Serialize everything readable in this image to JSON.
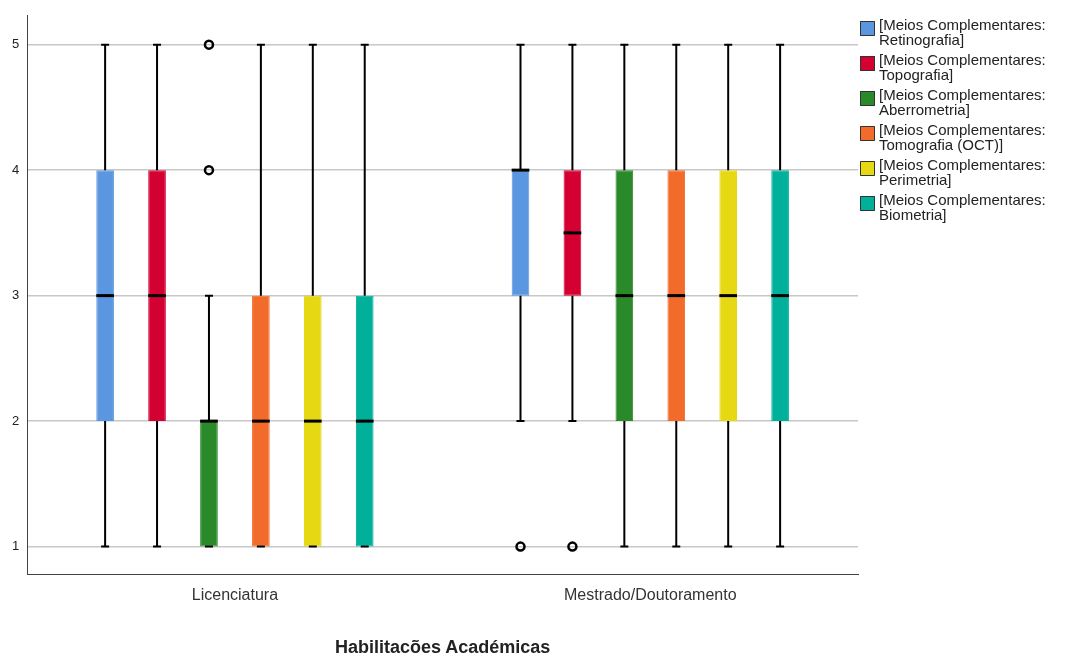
{
  "chart_data": {
    "type": "box",
    "xlabel": "Habilitacões Académicas",
    "categories": [
      "Licenciatura",
      "Mestrado/Doutoramento"
    ],
    "ylim": [
      0.78,
      5.23
    ],
    "yticks": [
      1,
      2,
      3,
      4,
      5
    ],
    "grid": "y",
    "legend": "top right",
    "series": [
      {
        "name": "[Meios Complementares: Retinografia]",
        "color": "#5b96e0",
        "boxes": [
          {
            "low": 1,
            "q1": 2,
            "median": 3,
            "q3": 4,
            "high": 5
          },
          {
            "low": 2,
            "q1": 3,
            "median": 4,
            "q3": 4,
            "high": 5,
            "outliers": [
              1
            ]
          }
        ]
      },
      {
        "name": "[Meios Complementares: Topografia]",
        "color": "#d50032",
        "boxes": [
          {
            "low": 1,
            "q1": 2,
            "median": 3,
            "q3": 4,
            "high": 5
          },
          {
            "low": 2,
            "q1": 3,
            "median": 3.5,
            "q3": 4,
            "high": 5,
            "outliers": [
              1
            ]
          }
        ]
      },
      {
        "name": "[Meios Complementares: Aberrometria]",
        "color": "#2a8a2a",
        "boxes": [
          {
            "low": 1,
            "q1": 1,
            "median": 2,
            "q3": 2,
            "high": 3,
            "outliers": [
              4,
              5
            ]
          },
          {
            "low": 1,
            "q1": 2,
            "median": 3,
            "q3": 4,
            "high": 5
          }
        ]
      },
      {
        "name": "[Meios Complementares: Tomografia (OCT)]",
        "color": "#f26b2a",
        "boxes": [
          {
            "low": 1,
            "q1": 1,
            "median": 2,
            "q3": 3,
            "high": 5
          },
          {
            "low": 1,
            "q1": 2,
            "median": 3,
            "q3": 4,
            "high": 5
          }
        ]
      },
      {
        "name": "[Meios Complementares: Perimetria]",
        "color": "#e6d813",
        "boxes": [
          {
            "low": 1,
            "q1": 1,
            "median": 2,
            "q3": 3,
            "high": 5
          },
          {
            "low": 1,
            "q1": 2,
            "median": 3,
            "q3": 4,
            "high": 5
          }
        ]
      },
      {
        "name": "[Meios Complementares: Biometria]",
        "color": "#00b09b",
        "boxes": [
          {
            "low": 1,
            "q1": 1,
            "median": 2,
            "q3": 3,
            "high": 5
          },
          {
            "low": 1,
            "q1": 2,
            "median": 3,
            "q3": 4,
            "high": 5
          }
        ]
      }
    ]
  }
}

• [THE EXERCISE] Identify each line holding the string "color", and copy it out.

• [EXERCISE SOLUTION]
        "color": "#5b96e0",
        "color": "#d50032",
        "color": "#2a8a2a",
        "color": "#f26b2a",
        "color": "#e6d813",
        "color": "#00b09b",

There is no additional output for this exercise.